— start of RECORDS FOR THIS TASK —

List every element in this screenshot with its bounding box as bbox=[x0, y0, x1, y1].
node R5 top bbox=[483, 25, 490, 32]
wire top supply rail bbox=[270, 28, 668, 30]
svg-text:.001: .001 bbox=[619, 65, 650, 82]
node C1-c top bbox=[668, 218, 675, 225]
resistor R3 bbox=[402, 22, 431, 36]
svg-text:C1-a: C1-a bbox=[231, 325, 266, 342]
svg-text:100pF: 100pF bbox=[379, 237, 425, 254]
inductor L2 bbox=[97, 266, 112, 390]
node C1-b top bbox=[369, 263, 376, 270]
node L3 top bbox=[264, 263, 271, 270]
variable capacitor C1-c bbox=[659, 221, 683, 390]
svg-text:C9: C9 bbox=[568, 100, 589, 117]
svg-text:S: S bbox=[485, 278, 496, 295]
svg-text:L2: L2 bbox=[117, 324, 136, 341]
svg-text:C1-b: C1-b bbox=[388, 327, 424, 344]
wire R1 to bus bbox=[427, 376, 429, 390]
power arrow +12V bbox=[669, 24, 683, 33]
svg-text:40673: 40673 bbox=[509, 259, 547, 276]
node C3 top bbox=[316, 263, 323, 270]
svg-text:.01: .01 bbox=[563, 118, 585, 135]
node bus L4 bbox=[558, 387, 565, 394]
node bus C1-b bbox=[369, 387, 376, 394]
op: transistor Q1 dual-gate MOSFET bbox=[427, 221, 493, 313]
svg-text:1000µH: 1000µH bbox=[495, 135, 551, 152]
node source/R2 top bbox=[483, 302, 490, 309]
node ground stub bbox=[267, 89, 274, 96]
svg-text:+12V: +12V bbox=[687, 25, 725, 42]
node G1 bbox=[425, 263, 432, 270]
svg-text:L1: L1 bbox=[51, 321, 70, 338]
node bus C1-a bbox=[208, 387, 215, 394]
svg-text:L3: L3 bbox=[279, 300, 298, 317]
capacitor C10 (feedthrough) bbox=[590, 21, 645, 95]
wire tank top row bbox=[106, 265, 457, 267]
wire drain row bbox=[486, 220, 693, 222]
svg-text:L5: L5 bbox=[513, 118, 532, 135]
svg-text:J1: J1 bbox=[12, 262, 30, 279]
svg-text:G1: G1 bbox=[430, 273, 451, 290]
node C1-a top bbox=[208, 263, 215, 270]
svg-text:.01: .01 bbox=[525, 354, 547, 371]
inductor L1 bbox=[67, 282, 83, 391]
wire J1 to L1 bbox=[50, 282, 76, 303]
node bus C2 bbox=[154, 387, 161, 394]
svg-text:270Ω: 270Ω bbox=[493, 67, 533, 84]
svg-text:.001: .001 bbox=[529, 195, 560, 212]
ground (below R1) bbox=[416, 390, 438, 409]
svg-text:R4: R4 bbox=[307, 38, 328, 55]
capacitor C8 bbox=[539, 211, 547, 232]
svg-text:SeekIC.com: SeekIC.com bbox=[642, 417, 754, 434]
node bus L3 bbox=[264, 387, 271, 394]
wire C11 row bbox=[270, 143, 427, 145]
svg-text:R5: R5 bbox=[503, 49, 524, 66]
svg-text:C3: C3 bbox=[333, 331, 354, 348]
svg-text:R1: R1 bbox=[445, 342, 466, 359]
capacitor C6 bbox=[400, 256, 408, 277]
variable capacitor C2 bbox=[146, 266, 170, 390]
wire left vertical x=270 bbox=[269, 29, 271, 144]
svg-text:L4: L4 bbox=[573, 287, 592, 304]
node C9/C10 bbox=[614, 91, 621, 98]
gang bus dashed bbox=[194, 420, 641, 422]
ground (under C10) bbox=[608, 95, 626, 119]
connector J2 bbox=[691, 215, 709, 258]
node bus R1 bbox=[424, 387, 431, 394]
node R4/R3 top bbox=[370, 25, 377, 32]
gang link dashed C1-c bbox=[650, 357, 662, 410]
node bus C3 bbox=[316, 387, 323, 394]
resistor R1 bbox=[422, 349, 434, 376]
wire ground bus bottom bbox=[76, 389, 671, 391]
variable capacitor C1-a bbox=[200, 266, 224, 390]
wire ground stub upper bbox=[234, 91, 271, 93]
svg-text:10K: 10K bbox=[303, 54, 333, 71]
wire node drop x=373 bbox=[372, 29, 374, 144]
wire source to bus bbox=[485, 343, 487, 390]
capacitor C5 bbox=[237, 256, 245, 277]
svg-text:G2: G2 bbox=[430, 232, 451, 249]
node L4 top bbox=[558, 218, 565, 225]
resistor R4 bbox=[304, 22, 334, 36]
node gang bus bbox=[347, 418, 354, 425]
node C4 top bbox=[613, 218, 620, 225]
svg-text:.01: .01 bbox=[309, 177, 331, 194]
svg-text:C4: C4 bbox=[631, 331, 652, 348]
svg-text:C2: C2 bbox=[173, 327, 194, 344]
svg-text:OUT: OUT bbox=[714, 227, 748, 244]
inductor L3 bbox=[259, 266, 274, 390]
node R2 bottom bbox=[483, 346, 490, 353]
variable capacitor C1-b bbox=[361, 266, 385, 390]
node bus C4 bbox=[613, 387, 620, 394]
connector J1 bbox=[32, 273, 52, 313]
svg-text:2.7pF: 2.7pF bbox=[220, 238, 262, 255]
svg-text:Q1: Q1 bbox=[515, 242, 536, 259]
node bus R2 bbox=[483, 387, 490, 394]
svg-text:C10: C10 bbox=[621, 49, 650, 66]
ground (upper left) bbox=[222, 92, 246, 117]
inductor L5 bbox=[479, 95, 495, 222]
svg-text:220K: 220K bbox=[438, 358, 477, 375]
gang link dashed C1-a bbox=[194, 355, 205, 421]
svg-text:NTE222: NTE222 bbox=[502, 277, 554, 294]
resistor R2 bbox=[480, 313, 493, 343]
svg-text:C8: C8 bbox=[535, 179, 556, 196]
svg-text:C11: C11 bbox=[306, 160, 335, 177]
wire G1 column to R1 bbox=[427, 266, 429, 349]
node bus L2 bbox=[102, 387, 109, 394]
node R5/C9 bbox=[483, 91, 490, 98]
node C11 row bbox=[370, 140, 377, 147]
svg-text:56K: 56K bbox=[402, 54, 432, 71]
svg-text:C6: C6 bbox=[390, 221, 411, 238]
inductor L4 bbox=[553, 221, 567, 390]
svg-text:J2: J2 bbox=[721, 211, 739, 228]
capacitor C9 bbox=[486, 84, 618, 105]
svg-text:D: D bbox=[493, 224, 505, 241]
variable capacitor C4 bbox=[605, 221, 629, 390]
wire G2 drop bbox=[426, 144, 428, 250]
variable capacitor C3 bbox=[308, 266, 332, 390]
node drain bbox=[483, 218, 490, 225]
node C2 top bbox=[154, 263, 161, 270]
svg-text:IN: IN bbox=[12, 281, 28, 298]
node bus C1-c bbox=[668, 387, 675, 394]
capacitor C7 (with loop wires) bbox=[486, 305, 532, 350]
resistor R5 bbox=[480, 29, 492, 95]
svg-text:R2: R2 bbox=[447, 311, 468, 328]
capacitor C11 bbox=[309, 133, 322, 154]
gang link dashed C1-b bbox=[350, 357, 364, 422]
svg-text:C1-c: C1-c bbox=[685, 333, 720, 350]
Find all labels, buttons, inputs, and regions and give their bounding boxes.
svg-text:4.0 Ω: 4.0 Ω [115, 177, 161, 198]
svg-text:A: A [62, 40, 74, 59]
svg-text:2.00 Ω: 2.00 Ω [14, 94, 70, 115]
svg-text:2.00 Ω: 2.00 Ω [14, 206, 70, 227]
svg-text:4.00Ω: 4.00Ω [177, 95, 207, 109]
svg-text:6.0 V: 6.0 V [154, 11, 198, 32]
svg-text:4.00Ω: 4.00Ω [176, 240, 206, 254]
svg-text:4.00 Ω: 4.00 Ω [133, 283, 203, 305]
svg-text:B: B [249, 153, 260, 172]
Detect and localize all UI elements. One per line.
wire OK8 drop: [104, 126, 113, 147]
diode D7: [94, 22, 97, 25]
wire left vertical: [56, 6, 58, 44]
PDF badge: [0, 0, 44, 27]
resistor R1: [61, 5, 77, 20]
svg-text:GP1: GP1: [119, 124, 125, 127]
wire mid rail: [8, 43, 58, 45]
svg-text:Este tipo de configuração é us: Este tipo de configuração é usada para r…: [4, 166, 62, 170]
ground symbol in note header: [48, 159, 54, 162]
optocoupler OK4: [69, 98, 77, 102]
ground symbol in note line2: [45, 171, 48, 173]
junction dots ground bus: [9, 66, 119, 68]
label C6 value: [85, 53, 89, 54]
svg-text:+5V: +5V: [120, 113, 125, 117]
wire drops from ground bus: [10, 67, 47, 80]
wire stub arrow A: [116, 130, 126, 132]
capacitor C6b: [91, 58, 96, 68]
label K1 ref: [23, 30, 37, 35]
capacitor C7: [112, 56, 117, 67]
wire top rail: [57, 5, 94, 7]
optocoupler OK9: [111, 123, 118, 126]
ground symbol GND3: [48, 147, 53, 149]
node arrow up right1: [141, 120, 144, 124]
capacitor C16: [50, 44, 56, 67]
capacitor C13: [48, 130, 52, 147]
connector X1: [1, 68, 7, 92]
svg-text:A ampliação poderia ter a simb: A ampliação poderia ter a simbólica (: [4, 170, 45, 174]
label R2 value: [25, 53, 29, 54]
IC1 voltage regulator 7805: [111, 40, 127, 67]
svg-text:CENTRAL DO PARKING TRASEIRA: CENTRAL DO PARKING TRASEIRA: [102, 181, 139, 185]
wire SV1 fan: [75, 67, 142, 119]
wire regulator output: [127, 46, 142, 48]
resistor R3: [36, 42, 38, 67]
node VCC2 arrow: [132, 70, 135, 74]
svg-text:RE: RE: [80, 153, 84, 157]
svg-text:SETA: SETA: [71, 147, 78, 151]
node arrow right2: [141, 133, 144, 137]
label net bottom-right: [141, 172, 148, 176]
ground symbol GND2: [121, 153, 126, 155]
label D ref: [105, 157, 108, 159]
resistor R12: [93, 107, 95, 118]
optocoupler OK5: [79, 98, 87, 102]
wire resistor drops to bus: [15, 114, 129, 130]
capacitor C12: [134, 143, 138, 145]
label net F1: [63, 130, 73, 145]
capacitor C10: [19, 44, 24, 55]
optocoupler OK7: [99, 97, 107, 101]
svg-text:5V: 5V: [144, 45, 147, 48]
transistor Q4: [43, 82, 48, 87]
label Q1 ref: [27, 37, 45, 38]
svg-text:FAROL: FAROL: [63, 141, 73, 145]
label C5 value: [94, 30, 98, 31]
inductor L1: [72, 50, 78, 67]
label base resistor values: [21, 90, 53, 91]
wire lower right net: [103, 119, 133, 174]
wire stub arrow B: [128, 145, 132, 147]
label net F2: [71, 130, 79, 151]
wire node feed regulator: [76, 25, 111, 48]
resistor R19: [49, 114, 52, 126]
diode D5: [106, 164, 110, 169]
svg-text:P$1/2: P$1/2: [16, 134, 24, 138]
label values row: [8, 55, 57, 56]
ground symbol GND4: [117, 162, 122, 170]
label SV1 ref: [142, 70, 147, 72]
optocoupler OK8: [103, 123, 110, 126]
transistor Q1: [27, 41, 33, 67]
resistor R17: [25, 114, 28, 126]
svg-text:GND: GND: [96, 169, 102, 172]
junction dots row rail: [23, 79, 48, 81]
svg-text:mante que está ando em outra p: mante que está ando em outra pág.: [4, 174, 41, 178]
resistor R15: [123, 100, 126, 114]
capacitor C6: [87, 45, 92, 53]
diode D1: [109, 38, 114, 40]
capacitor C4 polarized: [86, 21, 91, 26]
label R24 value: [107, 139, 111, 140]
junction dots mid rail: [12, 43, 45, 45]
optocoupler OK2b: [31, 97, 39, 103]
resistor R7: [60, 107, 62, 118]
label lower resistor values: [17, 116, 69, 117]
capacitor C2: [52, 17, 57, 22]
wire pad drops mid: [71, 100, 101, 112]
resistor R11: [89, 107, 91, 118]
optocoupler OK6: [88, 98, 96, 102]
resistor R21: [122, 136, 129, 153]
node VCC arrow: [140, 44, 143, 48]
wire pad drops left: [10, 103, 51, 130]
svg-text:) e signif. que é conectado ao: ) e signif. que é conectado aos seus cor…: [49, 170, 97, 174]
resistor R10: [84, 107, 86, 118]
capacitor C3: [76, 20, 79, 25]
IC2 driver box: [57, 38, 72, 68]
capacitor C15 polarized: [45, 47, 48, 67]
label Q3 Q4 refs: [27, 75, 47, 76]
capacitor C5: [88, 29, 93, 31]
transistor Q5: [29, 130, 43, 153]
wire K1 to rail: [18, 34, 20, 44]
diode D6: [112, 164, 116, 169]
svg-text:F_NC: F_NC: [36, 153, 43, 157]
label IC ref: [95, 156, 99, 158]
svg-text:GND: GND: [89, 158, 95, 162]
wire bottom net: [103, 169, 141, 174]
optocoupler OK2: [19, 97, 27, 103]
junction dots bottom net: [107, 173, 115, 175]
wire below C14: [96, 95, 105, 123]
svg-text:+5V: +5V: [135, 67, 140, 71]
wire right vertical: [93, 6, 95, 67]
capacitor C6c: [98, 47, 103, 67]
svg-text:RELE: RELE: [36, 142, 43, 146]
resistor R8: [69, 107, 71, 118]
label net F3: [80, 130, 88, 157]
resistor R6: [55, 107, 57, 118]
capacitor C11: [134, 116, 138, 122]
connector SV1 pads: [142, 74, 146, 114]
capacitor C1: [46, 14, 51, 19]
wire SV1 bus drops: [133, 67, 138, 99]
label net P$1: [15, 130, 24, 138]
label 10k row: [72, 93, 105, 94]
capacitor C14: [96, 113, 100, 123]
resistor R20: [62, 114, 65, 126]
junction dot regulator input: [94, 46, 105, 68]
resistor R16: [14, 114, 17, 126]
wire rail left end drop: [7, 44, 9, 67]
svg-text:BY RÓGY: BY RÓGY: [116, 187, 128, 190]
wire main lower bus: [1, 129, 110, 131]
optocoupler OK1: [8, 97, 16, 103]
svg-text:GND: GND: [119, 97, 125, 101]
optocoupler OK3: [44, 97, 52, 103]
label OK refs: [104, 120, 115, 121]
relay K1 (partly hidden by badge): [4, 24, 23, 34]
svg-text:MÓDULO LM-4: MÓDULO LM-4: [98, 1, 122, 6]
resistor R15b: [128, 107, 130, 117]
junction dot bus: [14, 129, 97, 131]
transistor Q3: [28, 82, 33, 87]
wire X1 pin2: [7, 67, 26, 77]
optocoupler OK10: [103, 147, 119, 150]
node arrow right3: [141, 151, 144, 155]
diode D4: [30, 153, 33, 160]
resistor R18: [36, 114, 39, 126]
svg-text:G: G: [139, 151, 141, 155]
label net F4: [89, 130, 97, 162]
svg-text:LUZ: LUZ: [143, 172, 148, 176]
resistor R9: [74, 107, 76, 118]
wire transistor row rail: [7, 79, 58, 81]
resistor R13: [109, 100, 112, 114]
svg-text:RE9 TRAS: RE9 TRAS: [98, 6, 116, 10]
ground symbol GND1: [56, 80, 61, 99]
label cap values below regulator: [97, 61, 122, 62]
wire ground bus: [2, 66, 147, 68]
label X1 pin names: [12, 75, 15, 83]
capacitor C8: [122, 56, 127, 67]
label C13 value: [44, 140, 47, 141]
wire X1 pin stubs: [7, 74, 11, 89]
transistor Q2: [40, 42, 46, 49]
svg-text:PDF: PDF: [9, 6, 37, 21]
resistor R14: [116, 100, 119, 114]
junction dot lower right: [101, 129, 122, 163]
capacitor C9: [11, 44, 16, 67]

— end of RECORDS FOR THIS TASK —

TASK TO COMPLETE:
Rewrite the data from its first line through the line containing "op: transistor Q1", changing "supply rail" to "power rail" and leaving everything else as it is.

OUTPUT BELOW:
List every element in this screenshot with its bounding box as bbox=[x0, y0, x1, y1].
node R5 top bbox=[483, 25, 490, 32]
wire top power rail bbox=[270, 28, 668, 30]
svg-text:.001: .001 bbox=[619, 65, 650, 82]
node C1-c top bbox=[668, 218, 675, 225]
resistor R3 bbox=[402, 22, 431, 36]
svg-text:C1-a: C1-a bbox=[231, 325, 266, 342]
svg-text:100pF: 100pF bbox=[379, 237, 425, 254]
inductor L2 bbox=[97, 266, 112, 390]
node C1-b top bbox=[369, 263, 376, 270]
node L3 top bbox=[264, 263, 271, 270]
variable capacitor C1-c bbox=[659, 221, 683, 390]
svg-text:C9: C9 bbox=[568, 100, 589, 117]
svg-text:S: S bbox=[485, 278, 496, 295]
svg-text:L2: L2 bbox=[117, 324, 136, 341]
svg-text:C1-b: C1-b bbox=[388, 327, 424, 344]
wire R1 to bus bbox=[427, 376, 429, 390]
power arrow +12V bbox=[669, 24, 683, 33]
svg-text:40673: 40673 bbox=[509, 259, 547, 276]
node C3 top bbox=[316, 263, 323, 270]
svg-text:.01: .01 bbox=[563, 118, 585, 135]
node bus L4 bbox=[558, 387, 565, 394]
node bus C1-b bbox=[369, 387, 376, 394]
op: transistor Q1 dual-gate MOSFET bbox=[427, 221, 493, 313]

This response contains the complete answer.